----- Given entries -----

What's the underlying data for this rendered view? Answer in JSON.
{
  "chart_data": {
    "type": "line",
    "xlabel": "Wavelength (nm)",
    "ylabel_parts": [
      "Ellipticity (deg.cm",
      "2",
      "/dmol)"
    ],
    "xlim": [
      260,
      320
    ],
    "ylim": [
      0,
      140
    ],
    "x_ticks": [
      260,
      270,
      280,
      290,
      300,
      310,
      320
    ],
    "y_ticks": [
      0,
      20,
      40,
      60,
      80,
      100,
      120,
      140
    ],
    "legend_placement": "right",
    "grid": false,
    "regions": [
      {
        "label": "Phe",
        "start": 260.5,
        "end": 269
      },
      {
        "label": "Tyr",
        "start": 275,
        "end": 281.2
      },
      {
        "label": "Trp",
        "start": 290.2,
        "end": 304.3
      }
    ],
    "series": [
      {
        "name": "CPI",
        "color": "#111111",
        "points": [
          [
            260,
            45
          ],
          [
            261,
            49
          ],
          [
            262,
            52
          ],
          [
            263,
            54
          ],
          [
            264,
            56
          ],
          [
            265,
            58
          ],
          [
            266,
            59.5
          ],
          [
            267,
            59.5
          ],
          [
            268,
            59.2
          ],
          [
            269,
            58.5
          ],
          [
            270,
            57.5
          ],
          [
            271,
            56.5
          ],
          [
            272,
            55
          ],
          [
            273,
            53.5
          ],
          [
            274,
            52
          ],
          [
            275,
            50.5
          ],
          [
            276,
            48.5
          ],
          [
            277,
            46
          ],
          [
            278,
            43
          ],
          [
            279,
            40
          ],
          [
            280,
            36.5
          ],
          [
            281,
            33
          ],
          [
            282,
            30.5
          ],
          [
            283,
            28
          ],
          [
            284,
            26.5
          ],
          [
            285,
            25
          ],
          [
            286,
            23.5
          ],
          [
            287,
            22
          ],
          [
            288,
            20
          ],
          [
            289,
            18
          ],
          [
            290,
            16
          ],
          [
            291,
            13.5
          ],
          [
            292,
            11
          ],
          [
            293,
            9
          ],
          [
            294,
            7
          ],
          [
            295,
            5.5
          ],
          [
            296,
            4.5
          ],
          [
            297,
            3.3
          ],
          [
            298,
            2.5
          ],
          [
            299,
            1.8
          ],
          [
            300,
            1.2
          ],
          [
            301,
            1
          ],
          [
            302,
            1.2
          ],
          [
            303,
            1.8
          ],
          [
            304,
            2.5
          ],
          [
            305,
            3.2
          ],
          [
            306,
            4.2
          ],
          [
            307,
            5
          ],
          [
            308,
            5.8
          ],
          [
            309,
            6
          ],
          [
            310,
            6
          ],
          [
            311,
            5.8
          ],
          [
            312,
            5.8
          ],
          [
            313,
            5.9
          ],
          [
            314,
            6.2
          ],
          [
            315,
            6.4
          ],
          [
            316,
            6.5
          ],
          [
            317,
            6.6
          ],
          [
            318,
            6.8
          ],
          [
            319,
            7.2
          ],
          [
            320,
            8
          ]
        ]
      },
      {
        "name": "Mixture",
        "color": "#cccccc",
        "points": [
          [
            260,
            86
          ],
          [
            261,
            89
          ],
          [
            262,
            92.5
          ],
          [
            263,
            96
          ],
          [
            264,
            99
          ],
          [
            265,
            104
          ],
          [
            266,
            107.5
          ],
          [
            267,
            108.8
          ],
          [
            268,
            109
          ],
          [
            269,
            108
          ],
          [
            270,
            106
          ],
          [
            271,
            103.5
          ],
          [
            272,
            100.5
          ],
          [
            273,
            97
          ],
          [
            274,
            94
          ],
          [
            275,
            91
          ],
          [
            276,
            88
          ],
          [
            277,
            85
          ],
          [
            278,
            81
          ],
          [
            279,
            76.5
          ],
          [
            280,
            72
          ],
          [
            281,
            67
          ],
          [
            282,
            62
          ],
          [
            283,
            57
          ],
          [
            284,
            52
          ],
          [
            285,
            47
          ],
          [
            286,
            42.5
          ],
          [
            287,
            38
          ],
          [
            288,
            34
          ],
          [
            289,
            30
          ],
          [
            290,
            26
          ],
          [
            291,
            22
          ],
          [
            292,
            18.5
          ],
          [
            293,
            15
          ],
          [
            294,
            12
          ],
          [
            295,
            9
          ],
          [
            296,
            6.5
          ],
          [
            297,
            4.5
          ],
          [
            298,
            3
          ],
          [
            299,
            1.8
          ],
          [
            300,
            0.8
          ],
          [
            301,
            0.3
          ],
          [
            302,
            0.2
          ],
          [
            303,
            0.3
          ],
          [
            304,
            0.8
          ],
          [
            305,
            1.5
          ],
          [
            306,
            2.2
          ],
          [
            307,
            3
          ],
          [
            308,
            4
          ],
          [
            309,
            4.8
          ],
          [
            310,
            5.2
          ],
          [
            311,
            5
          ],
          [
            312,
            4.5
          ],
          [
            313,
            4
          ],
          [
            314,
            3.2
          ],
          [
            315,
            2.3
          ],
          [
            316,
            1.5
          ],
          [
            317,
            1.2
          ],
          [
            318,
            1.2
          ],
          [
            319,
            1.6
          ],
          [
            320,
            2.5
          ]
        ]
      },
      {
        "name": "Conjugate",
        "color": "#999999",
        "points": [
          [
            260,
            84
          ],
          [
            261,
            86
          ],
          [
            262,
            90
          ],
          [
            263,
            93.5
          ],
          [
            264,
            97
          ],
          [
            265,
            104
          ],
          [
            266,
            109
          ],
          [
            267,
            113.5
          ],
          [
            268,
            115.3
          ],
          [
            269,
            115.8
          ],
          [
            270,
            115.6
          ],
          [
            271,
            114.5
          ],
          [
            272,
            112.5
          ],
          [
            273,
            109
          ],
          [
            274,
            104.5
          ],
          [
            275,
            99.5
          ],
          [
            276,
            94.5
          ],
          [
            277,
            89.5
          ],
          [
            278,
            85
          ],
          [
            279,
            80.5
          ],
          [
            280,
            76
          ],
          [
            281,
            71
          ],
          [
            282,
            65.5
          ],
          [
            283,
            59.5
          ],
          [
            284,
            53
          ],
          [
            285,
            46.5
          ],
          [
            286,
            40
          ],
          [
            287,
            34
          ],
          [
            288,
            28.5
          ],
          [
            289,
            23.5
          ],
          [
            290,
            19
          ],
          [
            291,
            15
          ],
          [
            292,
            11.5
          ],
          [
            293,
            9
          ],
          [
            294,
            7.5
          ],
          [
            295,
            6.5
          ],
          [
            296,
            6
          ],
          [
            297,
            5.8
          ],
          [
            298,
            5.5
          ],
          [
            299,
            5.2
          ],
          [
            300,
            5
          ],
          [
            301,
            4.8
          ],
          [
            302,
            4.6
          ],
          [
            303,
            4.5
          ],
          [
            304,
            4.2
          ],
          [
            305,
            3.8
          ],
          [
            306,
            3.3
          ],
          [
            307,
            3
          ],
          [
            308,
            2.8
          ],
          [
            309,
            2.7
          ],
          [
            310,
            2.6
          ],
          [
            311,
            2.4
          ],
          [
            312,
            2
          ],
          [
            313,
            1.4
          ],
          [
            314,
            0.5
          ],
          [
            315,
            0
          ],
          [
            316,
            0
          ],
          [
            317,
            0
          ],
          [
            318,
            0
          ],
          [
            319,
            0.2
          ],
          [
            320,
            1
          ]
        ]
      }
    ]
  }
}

-----

◆ Goal: Repeat all of the records above exactly as written.

◆ Finished task:
What's the underlying data for this rendered view? Answer in JSON.
{
  "chart_data": {
    "type": "line",
    "xlabel": "Wavelength (nm)",
    "ylabel_parts": [
      "Ellipticity (deg.cm",
      "2",
      "/dmol)"
    ],
    "xlim": [
      260,
      320
    ],
    "ylim": [
      0,
      140
    ],
    "x_ticks": [
      260,
      270,
      280,
      290,
      300,
      310,
      320
    ],
    "y_ticks": [
      0,
      20,
      40,
      60,
      80,
      100,
      120,
      140
    ],
    "legend_placement": "right",
    "grid": false,
    "regions": [
      {
        "label": "Phe",
        "start": 260.5,
        "end": 269
      },
      {
        "label": "Tyr",
        "start": 275,
        "end": 281.2
      },
      {
        "label": "Trp",
        "start": 290.2,
        "end": 304.3
      }
    ],
    "series": [
      {
        "name": "CPI",
        "color": "#111111",
        "points": [
          [
            260,
            45
          ],
          [
            261,
            49
          ],
          [
            262,
            52
          ],
          [
            263,
            54
          ],
          [
            264,
            56
          ],
          [
            265,
            58
          ],
          [
            266,
            59.5
          ],
          [
            267,
            59.5
          ],
          [
            268,
            59.2
          ],
          [
            269,
            58.5
          ],
          [
            270,
            57.5
          ],
          [
            271,
            56.5
          ],
          [
            272,
            55
          ],
          [
            273,
            53.5
          ],
          [
            274,
            52
          ],
          [
            275,
            50.5
          ],
          [
            276,
            48.5
          ],
          [
            277,
            46
          ],
          [
            278,
            43
          ],
          [
            279,
            40
          ],
          [
            280,
            36.5
          ],
          [
            281,
            33
          ],
          [
            282,
            30.5
          ],
          [
            283,
            28
          ],
          [
            284,
            26.5
          ],
          [
            285,
            25
          ],
          [
            286,
            23.5
          ],
          [
            287,
            22
          ],
          [
            288,
            20
          ],
          [
            289,
            18
          ],
          [
            290,
            16
          ],
          [
            291,
            13.5
          ],
          [
            292,
            11
          ],
          [
            293,
            9
          ],
          [
            294,
            7
          ],
          [
            295,
            5.5
          ],
          [
            296,
            4.5
          ],
          [
            297,
            3.3
          ],
          [
            298,
            2.5
          ],
          [
            299,
            1.8
          ],
          [
            300,
            1.2
          ],
          [
            301,
            1
          ],
          [
            302,
            1.2
          ],
          [
            303,
            1.8
          ],
          [
            304,
            2.5
          ],
          [
            305,
            3.2
          ],
          [
            306,
            4.2
          ],
          [
            307,
            5
          ],
          [
            308,
            5.8
          ],
          [
            309,
            6
          ],
          [
            310,
            6
          ],
          [
            311,
            5.8
          ],
          [
            312,
            5.8
          ],
          [
            313,
            5.9
          ],
          [
            314,
            6.2
          ],
          [
            315,
            6.4
          ],
          [
            316,
            6.5
          ],
          [
            317,
            6.6
          ],
          [
            318,
            6.8
          ],
          [
            319,
            7.2
          ],
          [
            320,
            8
          ]
        ]
      },
      {
        "name": "Mixture",
        "color": "#cccccc",
        "points": [
          [
            260,
            86
          ],
          [
            261,
            89
          ],
          [
            262,
            92.5
          ],
          [
            263,
            96
          ],
          [
            264,
            99
          ],
          [
            265,
            104
          ],
          [
            266,
            107.5
          ],
          [
            267,
            108.8
          ],
          [
            268,
            109
          ],
          [
            269,
            108
          ],
          [
            270,
            106
          ],
          [
            271,
            103.5
          ],
          [
            272,
            100.5
          ],
          [
            273,
            97
          ],
          [
            274,
            94
          ],
          [
            275,
            91
          ],
          [
            276,
            88
          ],
          [
            277,
            85
          ],
          [
            278,
            81
          ],
          [
            279,
            76.5
          ],
          [
            280,
            72
          ],
          [
            281,
            67
          ],
          [
            282,
            62
          ],
          [
            283,
            57
          ],
          [
            284,
            52
          ],
          [
            285,
            47
          ],
          [
            286,
            42.5
          ],
          [
            287,
            38
          ],
          [
            288,
            34
          ],
          [
            289,
            30
          ],
          [
            290,
            26
          ],
          [
            291,
            22
          ],
          [
            292,
            18.5
          ],
          [
            293,
            15
          ],
          [
            294,
            12
          ],
          [
            295,
            9
          ],
          [
            296,
            6.5
          ],
          [
            297,
            4.5
          ],
          [
            298,
            3
          ],
          [
            299,
            1.8
          ],
          [
            300,
            0.8
          ],
          [
            301,
            0.3
          ],
          [
            302,
            0.2
          ],
          [
            303,
            0.3
          ],
          [
            304,
            0.8
          ],
          [
            305,
            1.5
          ],
          [
            306,
            2.2
          ],
          [
            307,
            3
          ],
          [
            308,
            4
          ],
          [
            309,
            4.8
          ],
          [
            310,
            5.2
          ],
          [
            311,
            5
          ],
          [
            312,
            4.5
          ],
          [
            313,
            4
          ],
          [
            314,
            3.2
          ],
          [
            315,
            2.3
          ],
          [
            316,
            1.5
          ],
          [
            317,
            1.2
          ],
          [
            318,
            1.2
          ],
          [
            319,
            1.6
          ],
          [
            320,
            2.5
          ]
        ]
      },
      {
        "name": "Conjugate",
        "color": "#999999",
        "points": [
          [
            260,
            84
          ],
          [
            261,
            86
          ],
          [
            262,
            90
          ],
          [
            263,
            93.5
          ],
          [
            264,
            97
          ],
          [
            265,
            104
          ],
          [
            266,
            109
          ],
          [
            267,
            113.5
          ],
          [
            268,
            115.3
          ],
          [
            269,
            115.8
          ],
          [
            270,
            115.6
          ],
          [
            271,
            114.5
          ],
          [
            272,
            112.5
          ],
          [
            273,
            109
          ],
          [
            274,
            104.5
          ],
          [
            275,
            99.5
          ],
          [
            276,
            94.5
          ],
          [
            277,
            89.5
          ],
          [
            278,
            85
          ],
          [
            279,
            80.5
          ],
          [
            280,
            76
          ],
          [
            281,
            71
          ],
          [
            282,
            65.5
          ],
          [
            283,
            59.5
          ],
          [
            284,
            53
          ],
          [
            285,
            46.5
          ],
          [
            286,
            40
          ],
          [
            287,
            34
          ],
          [
            288,
            28.5
          ],
          [
            289,
            23.5
          ],
          [
            290,
            19
          ],
          [
            291,
            15
          ],
          [
            292,
            11.5
          ],
          [
            293,
            9
          ],
          [
            294,
            7.5
          ],
          [
            295,
            6.5
          ],
          [
            296,
            6
          ],
          [
            297,
            5.8
          ],
          [
            298,
            5.5
          ],
          [
            299,
            5.2
          ],
          [
            300,
            5
          ],
          [
            301,
            4.8
          ],
          [
            302,
            4.6
          ],
          [
            303,
            4.5
          ],
          [
            304,
            4.2
          ],
          [
            305,
            3.8
          ],
          [
            306,
            3.3
          ],
          [
            307,
            3
          ],
          [
            308,
            2.8
          ],
          [
            309,
            2.7
          ],
          [
            310,
            2.6
          ],
          [
            311,
            2.4
          ],
          [
            312,
            2
          ],
          [
            313,
            1.4
          ],
          [
            314,
            0.5
          ],
          [
            315,
            0
          ],
          [
            316,
            0
          ],
          [
            317,
            0
          ],
          [
            318,
            0
          ],
          [
            319,
            0.2
          ],
          [
            320,
            1
          ]
        ]
      }
    ]
  }
}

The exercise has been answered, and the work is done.